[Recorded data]
----------------
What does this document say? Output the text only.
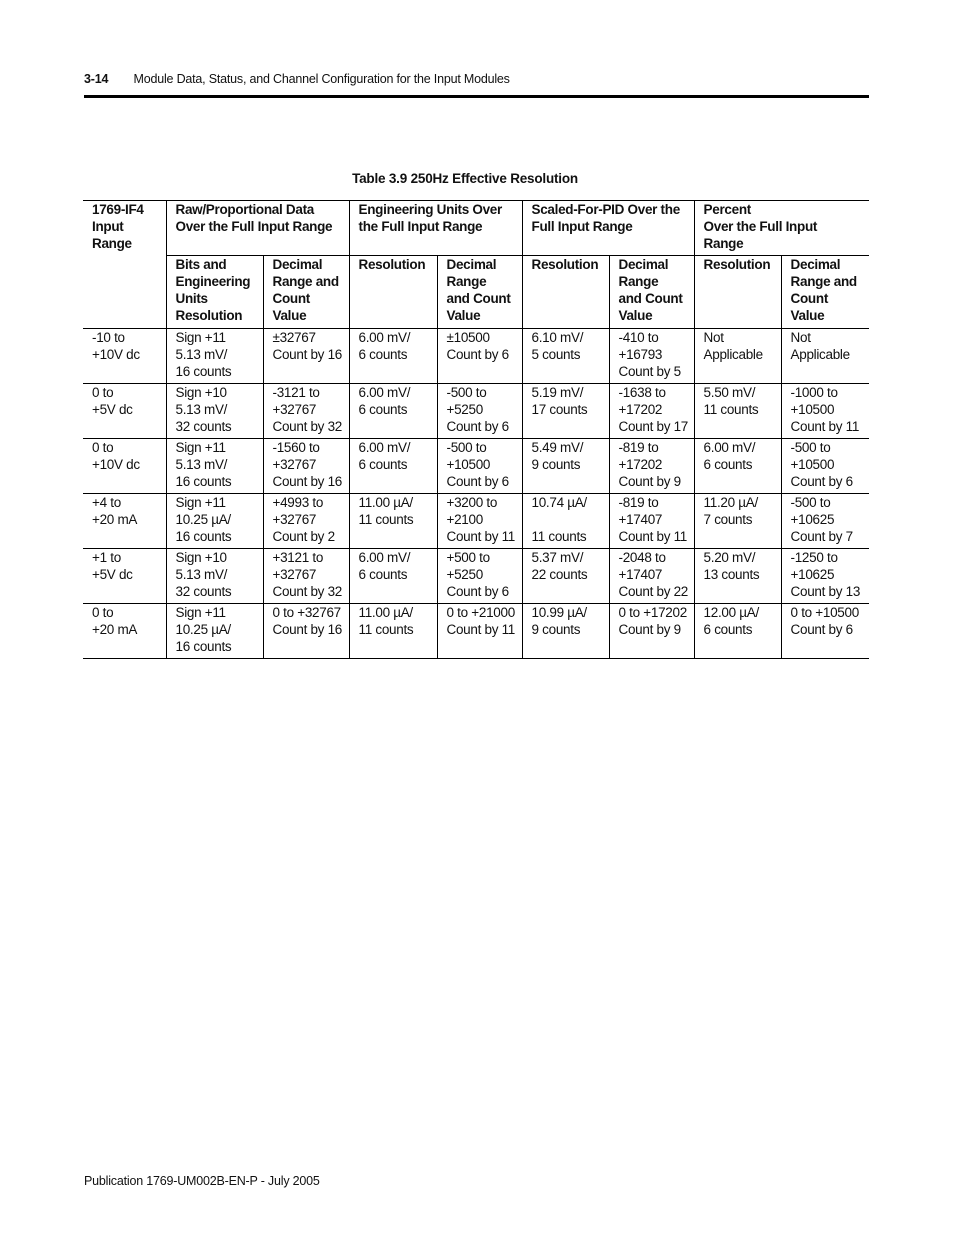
3-14 Module Data, Status, and Channel Configuration for the Input Modules
Table 3.9 250Hz Effective Resolution
1769-IF4
Input
Range	Raw/Proportional Data
Over the Full Input Range		Engineering Units Over
the Full Input Range		Scaled-For-PID Over the
Full Input Range		Percent
Over the Full Input
Range	

	Bits and
Engineering
Units
Resolution	Decimal
Range and
Count
Value	Resolution	Decimal
Range
and Count
Value	Resolution	Decimal
Range
and Count
Value	Resolution	Decimal
Range and
Count
Value

-10 to
+10V dc	Sign +11
5.13 mV/
16 counts	±32767
Count by 16	6.00 mV/
6 counts	±10500
Count by 6	6.10 mV/
5 counts	-410 to
+16793
Count by 5	Not
Applicable	Not
Applicable

0 to
+5V dc	Sign +10
5.13 mV/
32 counts	-3121 to
+32767
Count by 32	6.00 mV/
6 counts	-500 to
+5250
Count by 6	5.19 mV/
17 counts	-1638 to
+17202
Count by 17	5.50 mV/
11 counts	-1000 to
+10500
Count by 11

0 to
+10V dc	Sign +11
5.13 mV/
16 counts	-1560 to
+32767
Count by 16	6.00 mV/
6 counts	-500 to
+10500
Count by 6	5.49 mV/
9 counts	-819 to
+17202
Count by 9	6.00 mV/
6 counts	-500 to
+10500
Count by 6

+4 to
+20 mA	Sign +11
10.25 µA/
16 counts	+4993 to
+32767
Count by 2	11.00 µA/
11 counts	+3200 to
+2100
Count by 11	10.74 µA/

11 counts	-819 to
+17407
Count by 11	11.20 µA/
7 counts	-500 to
+10625
Count by 7

+1 to
+5V dc	Sign +10
5.13 mV/
32 counts	+3121 to
+32767
Count by 32	6.00 mV/
6 counts	+500 to
+5250
Count by 6	5.37 mV/
22 counts	-2048 to
+17407
Count by 22	5.20 mV/
13 counts	-1250 to
+10625
Count by 13

0 to
+20 mA	Sign +11
10.25 µA/
16 counts	0 to +32767
Count by 16	11.00 µA/
11 counts	0 to +21000
Count by 11	10.99 µA/
9 counts	0 to +17202
Count by 9	12.00 µA/
6 counts	0 to +10500
Count by 6
Publication 1769-UM002B-EN-P - July 2005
----------------
Using the material above, set down every line exactly, but skip the pictures.

What does this document say? Output the text only.
3-14 Module Data, Status, and Channel Configuration for the Input Modules
Table 3.9 250Hz Effective Resolution
1769-IF4
Input
Range	Raw/Proportional Data
Over the Full Input Range		Engineering Units Over
the Full Input Range		Scaled-For-PID Over the
Full Input Range		Percent
Over the Full Input
Range	

	Bits and
Engineering
Units
Resolution	Decimal
Range and
Count
Value	Resolution	Decimal
Range
and Count
Value	Resolution	Decimal
Range
and Count
Value	Resolution	Decimal
Range and
Count
Value

-10 to
+10V dc	Sign +11
5.13 mV/
16 counts	±32767
Count by 16	6.00 mV/
6 counts	±10500
Count by 6	6.10 mV/
5 counts	-410 to
+16793
Count by 5	Not
Applicable	Not
Applicable

0 to
+5V dc	Sign +10
5.13 mV/
32 counts	-3121 to
+32767
Count by 32	6.00 mV/
6 counts	-500 to
+5250
Count by 6	5.19 mV/
17 counts	-1638 to
+17202
Count by 17	5.50 mV/
11 counts	-1000 to
+10500
Count by 11

0 to
+10V dc	Sign +11
5.13 mV/
16 counts	-1560 to
+32767
Count by 16	6.00 mV/
6 counts	-500 to
+10500
Count by 6	5.49 mV/
9 counts	-819 to
+17202
Count by 9	6.00 mV/
6 counts	-500 to
+10500
Count by 6

+4 to
+20 mA	Sign +11
10.25 µA/
16 counts	+4993 to
+32767
Count by 2	11.00 µA/
11 counts	+3200 to
+2100
Count by 11	10.74 µA/

11 counts	-819 to
+17407
Count by 11	11.20 µA/
7 counts	-500 to
+10625
Count by 7

+1 to
+5V dc	Sign +10
5.13 mV/
32 counts	+3121 to
+32767
Count by 32	6.00 mV/
6 counts	+500 to
+5250
Count by 6	5.37 mV/
22 counts	-2048 to
+17407
Count by 22	5.20 mV/
13 counts	-1250 to
+10625
Count by 13

0 to
+20 mA	Sign +11
10.25 µA/
16 counts	0 to +32767
Count by 16	11.00 µA/
11 counts	0 to +21000
Count by 11	10.99 µA/
9 counts	0 to +17202
Count by 9	12.00 µA/
6 counts	0 to +10500
Count by 6
Publication 1769-UM002B-EN-P - July 2005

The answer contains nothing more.